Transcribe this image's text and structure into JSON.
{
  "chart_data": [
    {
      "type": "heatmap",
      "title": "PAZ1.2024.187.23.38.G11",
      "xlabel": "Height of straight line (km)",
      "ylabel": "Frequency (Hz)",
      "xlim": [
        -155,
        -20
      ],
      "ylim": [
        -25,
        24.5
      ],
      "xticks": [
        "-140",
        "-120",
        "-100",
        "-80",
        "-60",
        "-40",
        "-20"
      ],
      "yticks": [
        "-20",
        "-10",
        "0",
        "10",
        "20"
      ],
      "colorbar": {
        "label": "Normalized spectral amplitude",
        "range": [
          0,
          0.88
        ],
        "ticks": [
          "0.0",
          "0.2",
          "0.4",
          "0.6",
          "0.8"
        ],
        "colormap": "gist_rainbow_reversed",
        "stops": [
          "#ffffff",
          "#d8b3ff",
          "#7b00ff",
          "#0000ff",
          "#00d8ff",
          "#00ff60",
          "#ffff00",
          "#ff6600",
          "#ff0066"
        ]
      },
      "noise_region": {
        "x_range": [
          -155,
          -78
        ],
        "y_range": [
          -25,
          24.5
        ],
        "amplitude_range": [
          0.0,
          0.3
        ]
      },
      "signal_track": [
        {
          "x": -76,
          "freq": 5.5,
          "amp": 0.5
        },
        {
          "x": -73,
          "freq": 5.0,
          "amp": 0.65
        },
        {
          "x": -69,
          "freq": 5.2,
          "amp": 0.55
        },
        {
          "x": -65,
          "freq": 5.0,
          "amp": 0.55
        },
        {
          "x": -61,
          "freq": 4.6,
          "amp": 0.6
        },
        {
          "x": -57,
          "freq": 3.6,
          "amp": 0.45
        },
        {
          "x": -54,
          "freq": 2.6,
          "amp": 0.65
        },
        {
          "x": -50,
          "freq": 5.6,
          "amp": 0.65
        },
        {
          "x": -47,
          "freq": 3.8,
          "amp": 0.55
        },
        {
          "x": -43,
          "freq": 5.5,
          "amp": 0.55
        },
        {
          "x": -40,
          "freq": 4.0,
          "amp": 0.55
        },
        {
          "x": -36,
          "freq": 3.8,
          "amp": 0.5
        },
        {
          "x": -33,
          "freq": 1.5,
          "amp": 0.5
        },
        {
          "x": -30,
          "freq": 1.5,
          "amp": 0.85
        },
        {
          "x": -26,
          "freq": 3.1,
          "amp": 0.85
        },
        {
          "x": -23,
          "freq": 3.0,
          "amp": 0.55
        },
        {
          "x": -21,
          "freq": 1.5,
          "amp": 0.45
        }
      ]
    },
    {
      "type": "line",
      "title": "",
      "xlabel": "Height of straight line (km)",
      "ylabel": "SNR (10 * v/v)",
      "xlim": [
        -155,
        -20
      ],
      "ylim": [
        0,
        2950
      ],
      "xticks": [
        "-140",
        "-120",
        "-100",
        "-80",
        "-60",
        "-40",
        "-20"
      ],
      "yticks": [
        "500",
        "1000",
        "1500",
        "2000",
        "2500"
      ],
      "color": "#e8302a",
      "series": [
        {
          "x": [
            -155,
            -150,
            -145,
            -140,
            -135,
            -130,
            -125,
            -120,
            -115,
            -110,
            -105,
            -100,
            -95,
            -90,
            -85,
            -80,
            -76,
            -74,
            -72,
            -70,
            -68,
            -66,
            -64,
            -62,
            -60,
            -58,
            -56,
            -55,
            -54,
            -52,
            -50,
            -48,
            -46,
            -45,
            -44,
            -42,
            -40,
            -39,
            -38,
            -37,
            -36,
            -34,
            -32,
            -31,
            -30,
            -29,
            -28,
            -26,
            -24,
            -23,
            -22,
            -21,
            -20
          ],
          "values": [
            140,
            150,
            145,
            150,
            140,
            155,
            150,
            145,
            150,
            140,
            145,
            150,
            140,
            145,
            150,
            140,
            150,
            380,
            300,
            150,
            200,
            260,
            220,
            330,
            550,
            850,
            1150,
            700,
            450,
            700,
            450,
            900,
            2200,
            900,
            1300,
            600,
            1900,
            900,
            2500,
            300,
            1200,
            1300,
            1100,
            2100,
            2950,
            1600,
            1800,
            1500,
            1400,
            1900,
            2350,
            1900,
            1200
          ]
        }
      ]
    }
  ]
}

****

Exercise goal
Write out the whole listing exactly.

The output
Transcribe this image's text and structure into JSON.
{
  "chart_data": [
    {
      "type": "heatmap",
      "title": "PAZ1.2024.187.23.38.G11",
      "xlabel": "Height of straight line (km)",
      "ylabel": "Frequency (Hz)",
      "xlim": [
        -155,
        -20
      ],
      "ylim": [
        -25,
        24.5
      ],
      "xticks": [
        "-140",
        "-120",
        "-100",
        "-80",
        "-60",
        "-40",
        "-20"
      ],
      "yticks": [
        "-20",
        "-10",
        "0",
        "10",
        "20"
      ],
      "colorbar": {
        "label": "Normalized spectral amplitude",
        "range": [
          0,
          0.88
        ],
        "ticks": [
          "0.0",
          "0.2",
          "0.4",
          "0.6",
          "0.8"
        ],
        "colormap": "gist_rainbow_reversed",
        "stops": [
          "#ffffff",
          "#d8b3ff",
          "#7b00ff",
          "#0000ff",
          "#00d8ff",
          "#00ff60",
          "#ffff00",
          "#ff6600",
          "#ff0066"
        ]
      },
      "noise_region": {
        "x_range": [
          -155,
          -78
        ],
        "y_range": [
          -25,
          24.5
        ],
        "amplitude_range": [
          0.0,
          0.3
        ]
      },
      "signal_track": [
        {
          "x": -76,
          "freq": 5.5,
          "amp": 0.5
        },
        {
          "x": -73,
          "freq": 5.0,
          "amp": 0.65
        },
        {
          "x": -69,
          "freq": 5.2,
          "amp": 0.55
        },
        {
          "x": -65,
          "freq": 5.0,
          "amp": 0.55
        },
        {
          "x": -61,
          "freq": 4.6,
          "amp": 0.6
        },
        {
          "x": -57,
          "freq": 3.6,
          "amp": 0.45
        },
        {
          "x": -54,
          "freq": 2.6,
          "amp": 0.65
        },
        {
          "x": -50,
          "freq": 5.6,
          "amp": 0.65
        },
        {
          "x": -47,
          "freq": 3.8,
          "amp": 0.55
        },
        {
          "x": -43,
          "freq": 5.5,
          "amp": 0.55
        },
        {
          "x": -40,
          "freq": 4.0,
          "amp": 0.55
        },
        {
          "x": -36,
          "freq": 3.8,
          "amp": 0.5
        },
        {
          "x": -33,
          "freq": 1.5,
          "amp": 0.5
        },
        {
          "x": -30,
          "freq": 1.5,
          "amp": 0.85
        },
        {
          "x": -26,
          "freq": 3.1,
          "amp": 0.85
        },
        {
          "x": -23,
          "freq": 3.0,
          "amp": 0.55
        },
        {
          "x": -21,
          "freq": 1.5,
          "amp": 0.45
        }
      ]
    },
    {
      "type": "line",
      "title": "",
      "xlabel": "Height of straight line (km)",
      "ylabel": "SNR (10 * v/v)",
      "xlim": [
        -155,
        -20
      ],
      "ylim": [
        0,
        2950
      ],
      "xticks": [
        "-140",
        "-120",
        "-100",
        "-80",
        "-60",
        "-40",
        "-20"
      ],
      "yticks": [
        "500",
        "1000",
        "1500",
        "2000",
        "2500"
      ],
      "color": "#e8302a",
      "series": [
        {
          "x": [
            -155,
            -150,
            -145,
            -140,
            -135,
            -130,
            -125,
            -120,
            -115,
            -110,
            -105,
            -100,
            -95,
            -90,
            -85,
            -80,
            -76,
            -74,
            -72,
            -70,
            -68,
            -66,
            -64,
            -62,
            -60,
            -58,
            -56,
            -55,
            -54,
            -52,
            -50,
            -48,
            -46,
            -45,
            -44,
            -42,
            -40,
            -39,
            -38,
            -37,
            -36,
            -34,
            -32,
            -31,
            -30,
            -29,
            -28,
            -26,
            -24,
            -23,
            -22,
            -21,
            -20
          ],
          "values": [
            140,
            150,
            145,
            150,
            140,
            155,
            150,
            145,
            150,
            140,
            145,
            150,
            140,
            145,
            150,
            140,
            150,
            380,
            300,
            150,
            200,
            260,
            220,
            330,
            550,
            850,
            1150,
            700,
            450,
            700,
            450,
            900,
            2200,
            900,
            1300,
            600,
            1900,
            900,
            2500,
            300,
            1200,
            1300,
            1100,
            2100,
            2950,
            1600,
            1800,
            1500,
            1400,
            1900,
            2350,
            1900,
            1200
          ]
        }
      ]
    }
  ]
}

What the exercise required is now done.